## [What to produce]
Return all of the entries word for word, but omit the pictures they contain.

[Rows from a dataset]

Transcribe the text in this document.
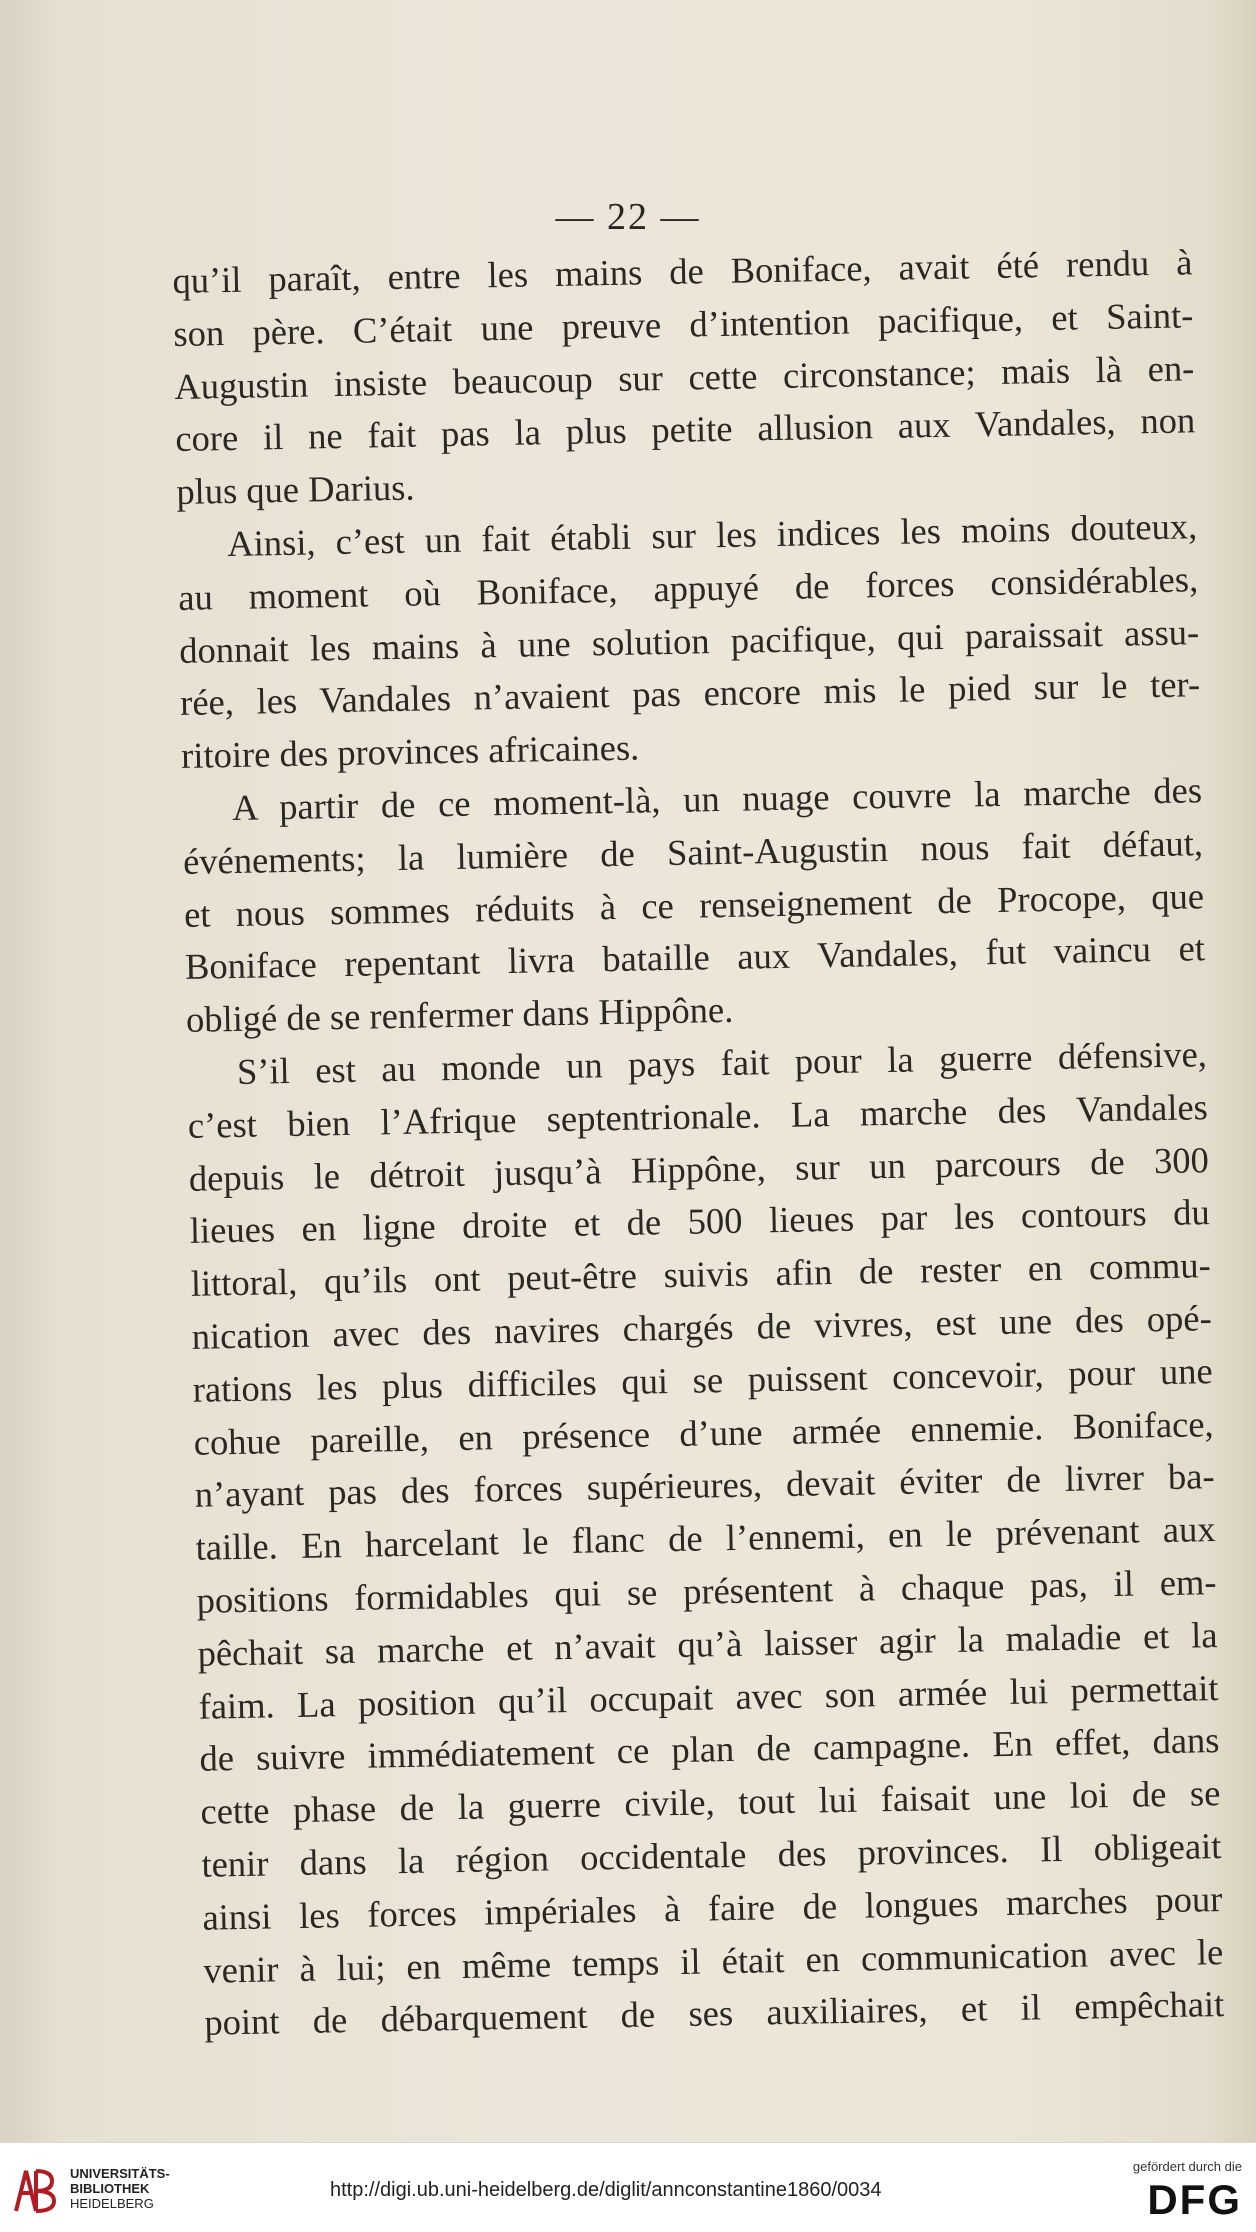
— 22 —
qu’il paraît, entre les mains de Boniface, avait été rendu à
son père. C’était une preuve d’intention pacifique, et Saint-
Augustin insiste beaucoup sur cette circonstance; mais là en-
core il ne fait pas la plus petite allusion aux Vandales, non
plus que Darius.
Ainsi, c’est un fait établi sur les indices les moins douteux,
au moment où Boniface, appuyé de forces considérables,
donnait les mains à une solution pacifique, qui paraissait assu-
rée, les Vandales n’avaient pas encore mis le pied sur le ter-
ritoire des provinces africaines.
A partir de ce moment-là, un nuage couvre la marche des
événements; la lumière de Saint-Augustin nous fait défaut,
et nous sommes réduits à ce renseignement de Procope, que
Boniface repentant livra bataille aux Vandales, fut vaincu et
obligé de se renfermer dans Hippône.
S’il est au monde un pays fait pour la guerre défensive,
c’est bien l’Afrique septentrionale. La marche des Vandales
depuis le détroit jusqu’à Hippône, sur un parcours de 300
lieues en ligne droite et de 500 lieues par les contours du
littoral, qu’ils ont peut-être suivis afin de rester en commu-
nication avec des navires chargés de vivres, est une des opé-
rations les plus difficiles qui se puissent concevoir, pour une
cohue pareille, en présence d’une armée ennemie. Boniface,
n’ayant pas des forces supérieures, devait éviter de livrer ba-
taille. En harcelant le flanc de l’ennemi, en le prévenant aux
positions formidables qui se présentent à chaque pas, il em-
pêchait sa marche et n’avait qu’à laisser agir la maladie et la
faim. La position qu’il occupait avec son armée lui permettait
de suivre immédiatement ce plan de campagne. En effet, dans
cette phase de la guerre civile, tout lui faisait une loi de se
tenir dans la région occidentale des provinces. Il obligeait
ainsi les forces impériales à faire de longues marches pour
venir à lui; en même temps il était en communication avec le
point de débarquement de ses auxiliaires, et il empêchait
UNIVERSITÄTS-
BIBLIOTHEK
HEIDELBERG
http://digi.ub.uni-heidelberg.de/diglit/annconstantine1860/0034
gefördert durch die
DFG
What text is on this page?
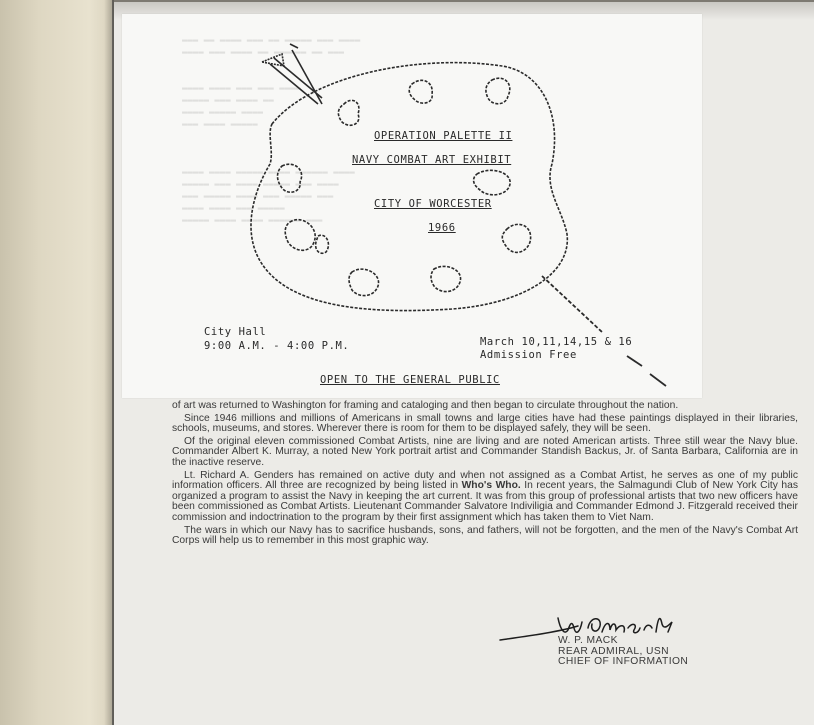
▬▬▬ ▬▬ ▬▬▬▬ ▬▬▬ ▬▬ ▬▬▬▬▬ ▬▬▬ ▬▬▬▬
▬▬▬▬ ▬▬▬ ▬▬▬▬ ▬▬ ▬▬▬▬▬▬ ▬▬ ▬▬▬

▬▬▬▬ ▬▬▬▬ ▬▬▬ ▬▬▬ ▬▬▬▬
▬▬▬▬▬ ▬▬▬ ▬▬▬▬ ▬▬
▬▬▬▬ ▬▬▬▬▬ ▬▬▬▬
▬▬▬ ▬▬▬▬ ▬▬▬▬▬

▬▬▬▬ ▬▬▬▬ ▬▬▬▬▬ ▬▬▬▬ ▬▬▬▬▬▬ ▬▬▬▬
▬▬▬▬▬ ▬▬▬ ▬▬▬▬ ▬▬▬▬▬ ▬▬▬ ▬▬▬▬
▬▬▬ ▬▬▬▬▬ ▬▬▬▬ ▬▬▬ ▬▬▬▬▬ ▬▬▬
▬▬▬▬ ▬▬▬▬ ▬▬▬ ▬▬▬▬▬
▬▬▬▬▬ ▬▬▬▬ ▬▬▬▬ ▬▬▬▬▬▬ ▬▬▬
OPERATION PALETTE II
NAVY COMBAT ART EXHIBIT
CITY OF WORCESTER
1966
City Hall
9:00 A.M. - 4:00 P.M.	March 10,11,14,15 & 16
Admission Free
OPEN TO THE GENERAL PUBLIC

of art was returned to Washington for framing and cataloging and then began to circulate throughout the nation.

Since 1946 millions and millions of Americans in small towns and large cities have had these paintings displayed in their libraries, schools, museums, and stores. Wherever there is room for them to be displayed safely, they will be seen.

Of the original eleven commissioned Combat Artists, nine are living and are noted American artists. Three still wear the Navy blue. Commander Albert K. Murray, a noted New York portrait artist and Commander Standish Backus, Jr. of Santa Barbara, California are in the inactive reserve.

Lt. Richard A. Genders has remained on active duty and when not assigned as a Combat Artist, he serves as one of my public information officers. All three are recognized by being listed in Who's Who. In recent years, the Salmagundi Club of New York City has organized a program to assist the Navy in keeping the art current. It was from this group of professional artists that two new officers have been commissioned as Combat Artists. Lieutenant Commander Salvatore Indiviligia and Commander Edmond J. Fitzgerald received their commission and indoctrination to the program by their first assignment which has taken them to Viet Nam.

The wars in which our Navy has to sacrifice husbands, sons, and fathers, will not be forgotten, and the men of the Navy's Combat Art Corps will help us to remember in this most graphic way.

W. P. MACK
REAR ADMIRAL, USN
CHIEF OF INFORMATION
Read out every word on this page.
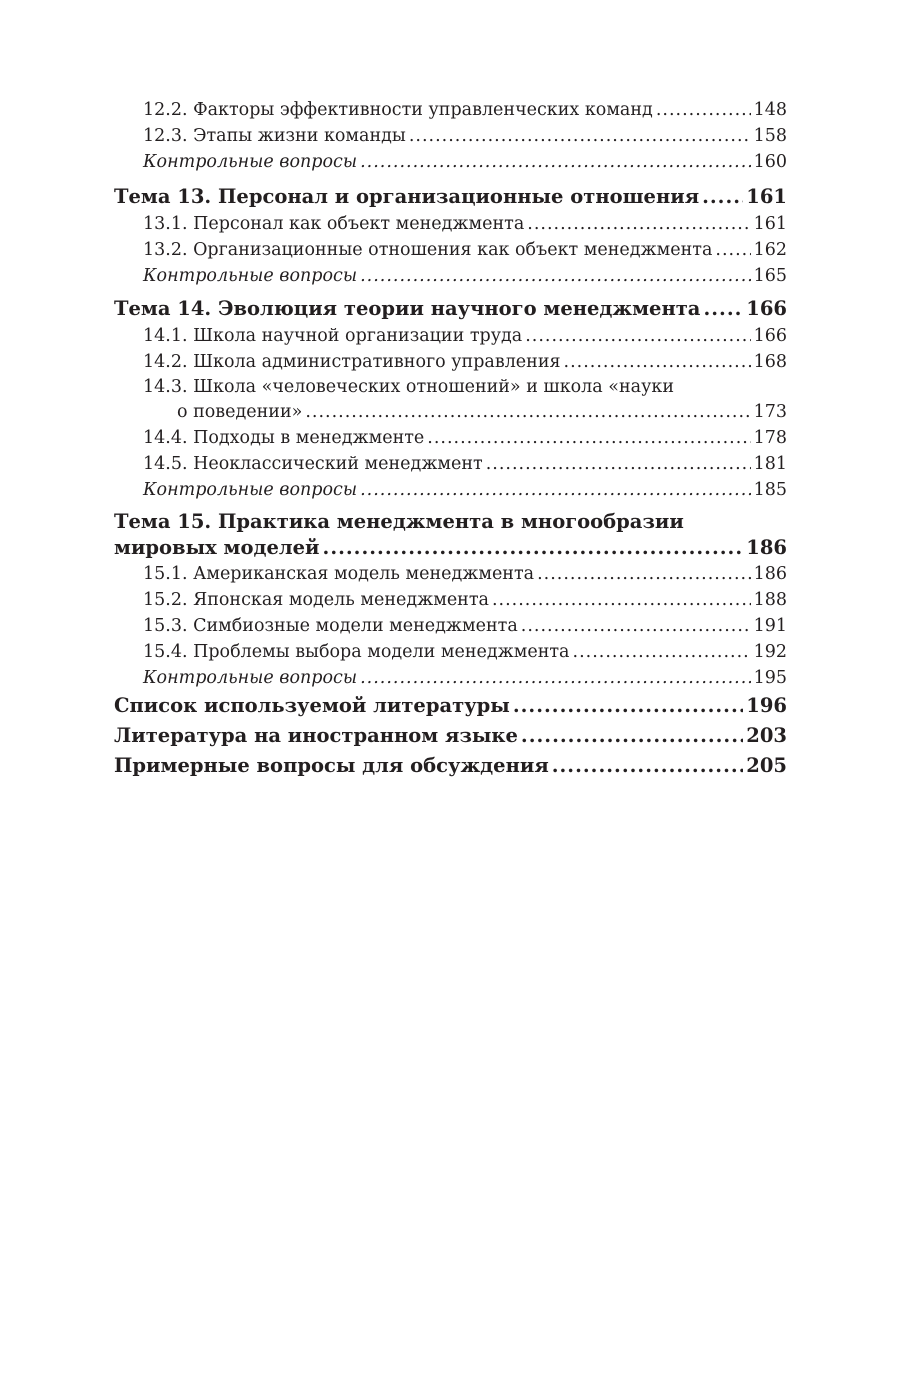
12.2. Факторы эффективности управленческих команд .....	148
12.3. Этапы жизни команды .....	158
Контрольные вопросы .....	160
Тема 13. Персонал и организационные отношения ..... 161
13.1. Персонал как объект менеджмента .....	161
13.2. Организационные отношения как объект менеджмента ..... 162
Контрольные вопросы .....	165
Тема 14. Эволюция теории научного менеджмента ..... 166
14.1. Школа научной организации труда .....	166
14.2. Школа административного управления .....	168
14.3. Школа «человеческих отношений» и школа «науки
о поведении» .....	173
14.4. Подходы в менеджменте .....	178
14.5. Неоклассический менеджмент .....	181
Контрольные вопросы .....	185
Тема 15. Практика менеджмента в многообразии
мировых моделей .....	186
15.1. Американская модель менеджмента .....	186
15.2. Японская модель менеджмента .....	188
15.3. Симбиозные модели менеджмента .....	191
15.4. Проблемы выбора модели менеджмента .....	192
Контрольные вопросы .....	195
Список используемой литературы .....	196
Литература на иностранном языке .....	203
Примерные вопросы для обсуждения .....	205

## [Reply to the task]
Transcribe the text in this document.
— 22 —
qu’il paraît, entre les mains de Boniface, avait été rendu à
son père. C’était une preuve d’intention pacifique, et Saint-
Augustin insiste beaucoup sur cette circonstance; mais là en-
core il ne fait pas la plus petite allusion aux Vandales, non
plus que Darius.
Ainsi, c’est un fait établi sur les indices les moins douteux,
au moment où Boniface, appuyé de forces considérables,
donnait les mains à une solution pacifique, qui paraissait assu-
rée, les Vandales n’avaient pas encore mis le pied sur le ter-
ritoire des provinces africaines.
A partir de ce moment-là, un nuage couvre la marche des
événements; la lumière de Saint-Augustin nous fait défaut,
et nous sommes réduits à ce renseignement de Procope, que
Boniface repentant livra bataille aux Vandales, fut vaincu et
obligé de se renfermer dans Hippône.
S’il est au monde un pays fait pour la guerre défensive,
c’est bien l’Afrique septentrionale. La marche des Vandales
depuis le détroit jusqu’à Hippône, sur un parcours de 300
lieues en ligne droite et de 500 lieues par les contours du
littoral, qu’ils ont peut-être suivis afin de rester en commu-
nication avec des navires chargés de vivres, est une des opé-
rations les plus difficiles qui se puissent concevoir, pour une
cohue pareille, en présence d’une armée ennemie. Boniface,
n’ayant pas des forces supérieures, devait éviter de livrer ba-
taille. En harcelant le flanc de l’ennemi, en le prévenant aux
positions formidables qui se présentent à chaque pas, il em-
pêchait sa marche et n’avait qu’à laisser agir la maladie et la
faim. La position qu’il occupait avec son armée lui permettait
de suivre immédiatement ce plan de campagne. En effet, dans
cette phase de la guerre civile, tout lui faisait une loi de se
tenir dans la région occidentale des provinces. Il obligeait
ainsi les forces impériales à faire de longues marches pour
venir à lui; en même temps il était en communication avec le
point de débarquement de ses auxiliaires, et il empêchait
UNIVERSITÄTS-
BIBLIOTHEK
HEIDELBERG
http://digi.ub.uni-heidelberg.de/diglit/annconstantine1860/0034
gefördert durch die
DFG
What text is on this page?
▬▬▬ ▬▬ ▬▬▬▬ ▬▬▬ ▬▬ ▬▬▬▬▬ ▬▬▬ ▬▬▬▬
▬▬▬▬ ▬▬▬ ▬▬▬▬ ▬▬ ▬▬▬▬▬▬ ▬▬ ▬▬▬

▬▬▬▬ ▬▬▬▬ ▬▬▬ ▬▬▬ ▬▬▬▬
▬▬▬▬▬ ▬▬▬ ▬▬▬▬ ▬▬
▬▬▬▬ ▬▬▬▬▬ ▬▬▬▬
▬▬▬ ▬▬▬▬ ▬▬▬▬▬

▬▬▬▬ ▬▬▬▬ ▬▬▬▬▬ ▬▬▬▬ ▬▬▬▬▬▬ ▬▬▬▬
▬▬▬▬▬ ▬▬▬ ▬▬▬▬ ▬▬▬▬▬ ▬▬▬ ▬▬▬▬
▬▬▬ ▬▬▬▬▬ ▬▬▬▬ ▬▬▬ ▬▬▬▬▬ ▬▬▬
▬▬▬▬ ▬▬▬▬ ▬▬▬ ▬▬▬▬▬
▬▬▬▬▬ ▬▬▬▬ ▬▬▬▬ ▬▬▬▬▬▬ ▬▬▬
OPERATION PALETTE II
NAVY COMBAT ART EXHIBIT
CITY OF WORCESTER
1966
City Hall
9:00 A.M. - 4:00 P.M.	March 10,11,14,15 & 16
Admission Free
OPEN TO THE GENERAL PUBLIC

of art was returned to Washington for framing and cataloging and then began to circulate throughout the nation.

Since 1946 millions and millions of Americans in small towns and large cities have had these paintings displayed in their libraries, schools, museums, and stores. Wherever there is room for them to be displayed safely, they will be seen.

Of the original eleven commissioned Combat Artists, nine are living and are noted American artists. Three still wear the Navy blue. Commander Albert K. Murray, a noted New York portrait artist and Commander Standish Backus, Jr. of Santa Barbara, California are in the inactive reserve.

Lt. Richard A. Genders has remained on active duty and when not assigned as a Combat Artist, he serves as one of my public information officers. All three are recognized by being listed in Who's Who. In recent years, the Salmagundi Club of New York City has organized a program to assist the Navy in keeping the art current. It was from this group of professional artists that two new officers have been commissioned as Combat Artists. Lieutenant Commander Salvatore Indiviligia and Commander Edmond J. Fitzgerald received their commission and indoctrination to the program by their first assignment which has taken them to Viet Nam.

The wars in which our Navy has to sacrifice husbands, sons, and fathers, will not be forgotten, and the men of the Navy's Combat Art Corps will help us to remember in this most graphic way.

W. P. MACK
REAR ADMIRAL, USN
CHIEF OF INFORMATION
Read out every word on this page.
12.2. Факторы эффективности управленческих команд .....	148
12.3. Этапы жизни команды .....	158
Контрольные вопросы .....	160
Тема 13. Персонал и организационные отношения ..... 161
13.1. Персонал как объект менеджмента .....	161
13.2. Организационные отношения как объект менеджмента ..... 162
Контрольные вопросы .....	165
Тема 14. Эволюция теории научного менеджмента ..... 166
14.1. Школа научной организации труда .....	166
14.2. Школа административного управления .....	168
14.3. Школа «человеческих отношений» и школа «науки
о поведении» .....	173
14.4. Подходы в менеджменте .....	178
14.5. Неоклассический менеджмент .....	181
Контрольные вопросы .....	185
Тема 15. Практика менеджмента в многообразии
мировых моделей .....	186
15.1. Американская модель менеджмента .....	186
15.2. Японская модель менеджмента .....	188
15.3. Симбиозные модели менеджмента .....	191
15.4. Проблемы выбора модели менеджмента .....	192
Контрольные вопросы .....	195
Список используемой литературы .....	196
Литература на иностранном языке .....	203
Примерные вопросы для обсуждения .....	205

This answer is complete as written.